• [Task directions]: Transcribe the records that follow. Keep every word exactly, and drop the pictures.

Stored data
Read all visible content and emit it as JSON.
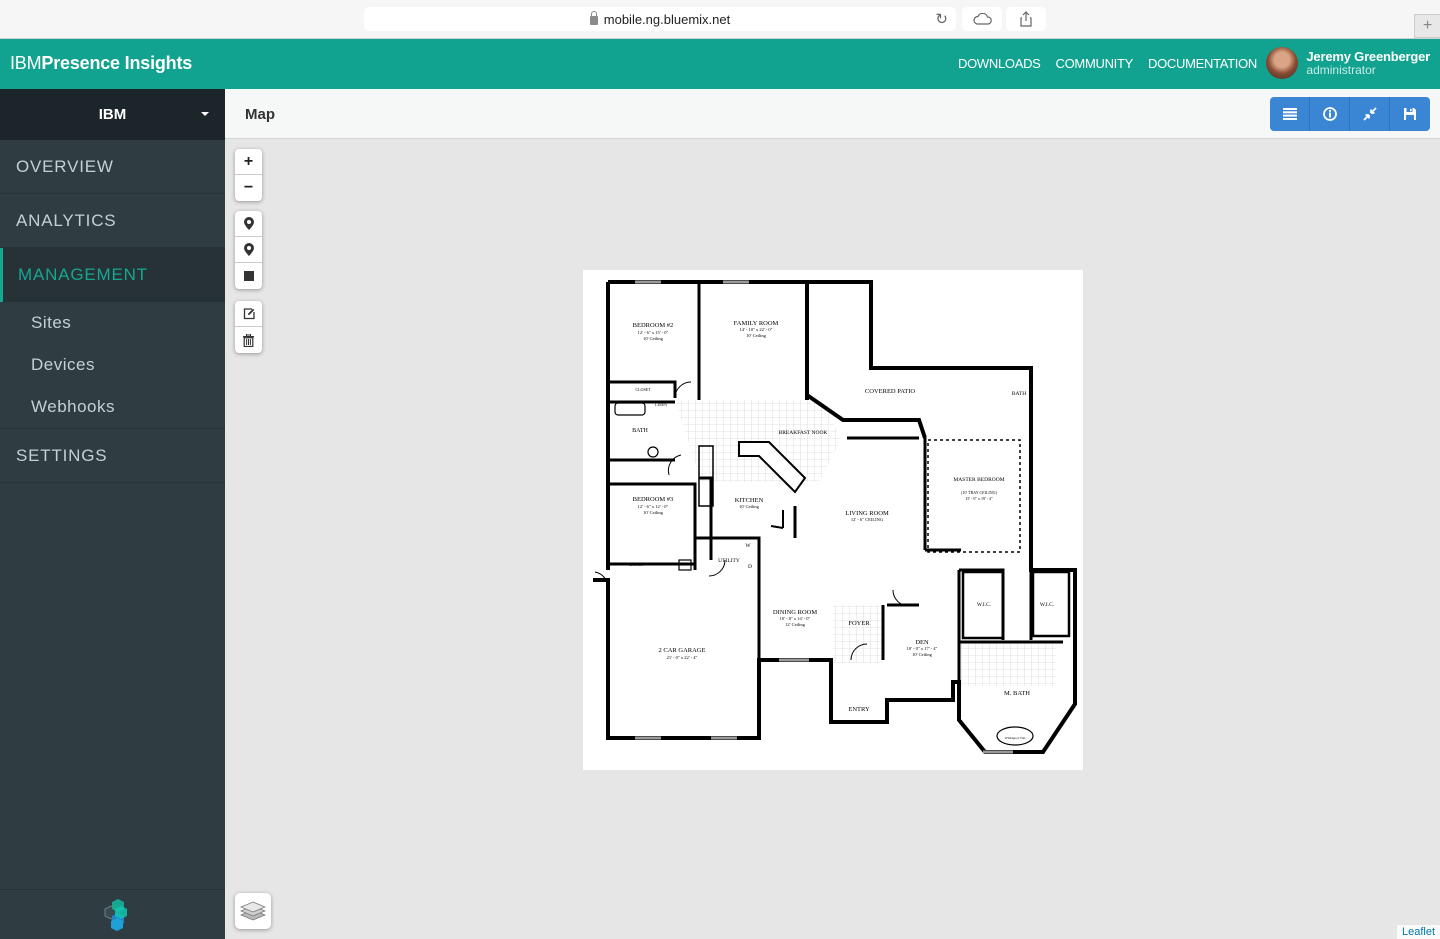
{
  "browser": {
    "url": "mobile.ng.bluemix.net"
  },
  "header": {
    "brand_ibm": "IBM",
    "brand_product": "Presence Insights",
    "nav": [
      "DOWNLOADS",
      "COMMUNITY",
      "DOCUMENTATION"
    ],
    "user_name": "Jeremy Greenberger",
    "user_role": "administrator"
  },
  "sidebar": {
    "org": "IBM",
    "items": [
      {
        "label": "OVERVIEW"
      },
      {
        "label": "ANALYTICS"
      },
      {
        "label": "MANAGEMENT"
      },
      {
        "label": "SETTINGS"
      }
    ],
    "sub_items": [
      {
        "label": "Sites"
      },
      {
        "label": "Devices"
      },
      {
        "label": "Webhooks"
      }
    ]
  },
  "page": {
    "title": "Map"
  },
  "map": {
    "attribution": "Leaflet",
    "floorplan_labels": {
      "bedroom2": "BEDROOM #2",
      "bedroom2_dim": "12' - 6\" x 15' - 0\"",
      "family_room": "FAMILY ROOM",
      "family_room_dim": "14' - 10\" x 22' - 0\"",
      "covered_patio": "COVERED PATIO",
      "bath": "BATH",
      "closet": "CLOSET",
      "linen": "LINEN",
      "breakfast_nook": "BREAKFAST NOOK",
      "master_bedroom": "MASTER BEDROOM",
      "master_bedroom_dim": "15' - 0\" x 19' - 4\"",
      "bedroom3": "BEDROOM #3",
      "bedroom3_dim": "12' - 6\" x 12' - 0\"",
      "kitchen": "KITCHEN",
      "living_room": "LIVING ROOM",
      "living_room_dim": "12' - 6\" CEILING",
      "utility": "UTILITY",
      "wic": "W.I.C.",
      "garage": "2 CAR GARAGE",
      "garage_dim": "21' - 0\" x 22' - 4\"",
      "dining_room": "DINING ROOM",
      "dining_room_dim": "10' - 8\" x 14' - 0\"",
      "foyer": "FOYER",
      "den": "DEN",
      "den_dim": "10' - 0\" x 17' - 4\"",
      "m_bath": "M. BATH",
      "entry": "ENTRY",
      "ceiling_10": "10' Ceiling",
      "ceiling_12": "12' Ceiling",
      "tray_ceiling": "(10' TRAY CEILING)",
      "w": "W",
      "d": "D",
      "whirlpool": "Whirlpool Tub"
    }
  }
}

• [The response]:
Read all visible content and emit it as JSON.
{
  "browser": {
    "url": "mobile.ng.bluemix.net"
  },
  "header": {
    "brand_ibm": "IBM",
    "brand_product": "Presence Insights",
    "nav": [
      "DOWNLOADS",
      "COMMUNITY",
      "DOCUMENTATION"
    ],
    "user_name": "Jeremy Greenberger",
    "user_role": "administrator"
  },
  "sidebar": {
    "org": "IBM",
    "items": [
      {
        "label": "OVERVIEW"
      },
      {
        "label": "ANALYTICS"
      },
      {
        "label": "MANAGEMENT"
      },
      {
        "label": "SETTINGS"
      }
    ],
    "sub_items": [
      {
        "label": "Sites"
      },
      {
        "label": "Devices"
      },
      {
        "label": "Webhooks"
      }
    ]
  },
  "page": {
    "title": "Map"
  },
  "map": {
    "attribution": "Leaflet",
    "floorplan_labels": {
      "bedroom2": "BEDROOM #2",
      "bedroom2_dim": "12' - 6\" x 15' - 0\"",
      "family_room": "FAMILY ROOM",
      "family_room_dim": "14' - 10\" x 22' - 0\"",
      "covered_patio": "COVERED PATIO",
      "bath": "BATH",
      "closet": "CLOSET",
      "linen": "LINEN",
      "breakfast_nook": "BREAKFAST NOOK",
      "master_bedroom": "MASTER BEDROOM",
      "master_bedroom_dim": "15' - 0\" x 19' - 4\"",
      "bedroom3": "BEDROOM #3",
      "bedroom3_dim": "12' - 6\" x 12' - 0\"",
      "kitchen": "KITCHEN",
      "living_room": "LIVING ROOM",
      "living_room_dim": "12' - 6\" CEILING",
      "utility": "UTILITY",
      "wic": "W.I.C.",
      "garage": "2 CAR GARAGE",
      "garage_dim": "21' - 0\" x 22' - 4\"",
      "dining_room": "DINING ROOM",
      "dining_room_dim": "10' - 8\" x 14' - 0\"",
      "foyer": "FOYER",
      "den": "DEN",
      "den_dim": "10' - 0\" x 17' - 4\"",
      "m_bath": "M. BATH",
      "entry": "ENTRY",
      "ceiling_10": "10' Ceiling",
      "ceiling_12": "12' Ceiling",
      "tray_ceiling": "(10' TRAY CEILING)",
      "w": "W",
      "d": "D",
      "whirlpool": "Whirlpool Tub"
    }
  }
}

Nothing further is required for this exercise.